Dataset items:
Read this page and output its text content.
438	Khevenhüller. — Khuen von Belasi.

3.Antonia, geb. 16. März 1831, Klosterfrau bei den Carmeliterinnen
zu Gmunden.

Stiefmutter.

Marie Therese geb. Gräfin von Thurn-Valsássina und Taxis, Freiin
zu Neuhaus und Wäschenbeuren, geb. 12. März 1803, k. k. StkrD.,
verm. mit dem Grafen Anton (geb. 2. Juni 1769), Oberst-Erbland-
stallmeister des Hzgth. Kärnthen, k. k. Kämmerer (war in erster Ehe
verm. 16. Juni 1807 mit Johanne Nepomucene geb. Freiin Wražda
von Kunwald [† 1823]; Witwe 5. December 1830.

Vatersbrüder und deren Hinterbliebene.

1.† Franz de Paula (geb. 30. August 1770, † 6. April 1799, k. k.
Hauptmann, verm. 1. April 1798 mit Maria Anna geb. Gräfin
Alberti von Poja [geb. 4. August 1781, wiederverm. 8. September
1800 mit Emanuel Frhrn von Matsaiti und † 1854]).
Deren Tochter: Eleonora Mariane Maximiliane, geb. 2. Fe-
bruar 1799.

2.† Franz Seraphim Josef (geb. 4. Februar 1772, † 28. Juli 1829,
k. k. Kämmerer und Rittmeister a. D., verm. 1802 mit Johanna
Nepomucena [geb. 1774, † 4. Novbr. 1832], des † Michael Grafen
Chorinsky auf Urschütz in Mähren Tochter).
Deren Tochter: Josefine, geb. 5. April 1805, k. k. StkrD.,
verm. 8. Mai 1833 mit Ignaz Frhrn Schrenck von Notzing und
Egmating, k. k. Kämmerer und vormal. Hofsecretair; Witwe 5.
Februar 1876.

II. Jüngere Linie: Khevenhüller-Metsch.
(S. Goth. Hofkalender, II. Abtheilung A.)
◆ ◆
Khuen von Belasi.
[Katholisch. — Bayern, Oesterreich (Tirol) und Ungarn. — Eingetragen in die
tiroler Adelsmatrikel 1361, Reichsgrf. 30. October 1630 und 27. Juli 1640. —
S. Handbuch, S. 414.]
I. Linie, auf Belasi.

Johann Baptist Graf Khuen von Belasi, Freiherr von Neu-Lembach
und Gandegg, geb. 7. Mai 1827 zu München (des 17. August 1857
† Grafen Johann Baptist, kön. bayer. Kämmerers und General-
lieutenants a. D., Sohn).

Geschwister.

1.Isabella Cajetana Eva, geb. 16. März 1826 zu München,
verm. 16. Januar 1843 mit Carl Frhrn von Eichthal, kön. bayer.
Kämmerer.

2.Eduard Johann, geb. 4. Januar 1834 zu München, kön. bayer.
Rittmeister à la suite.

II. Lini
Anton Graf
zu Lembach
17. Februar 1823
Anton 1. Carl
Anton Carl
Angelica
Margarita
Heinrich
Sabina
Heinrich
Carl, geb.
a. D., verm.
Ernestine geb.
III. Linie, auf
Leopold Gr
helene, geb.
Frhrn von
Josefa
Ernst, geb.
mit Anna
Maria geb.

To do: Locate all lines in the listing above with the word "April". Copy them.

Written response:
1.† Franz de Paula (geb. 30. August 1770, † 6. April 1799, k. k.
Hauptmann, verm. 1. April 1798 mit Maria Anna geb. Gräfin
Deren Tochter: Josefine, geb. 5. April 1805, k. k. StkrD.,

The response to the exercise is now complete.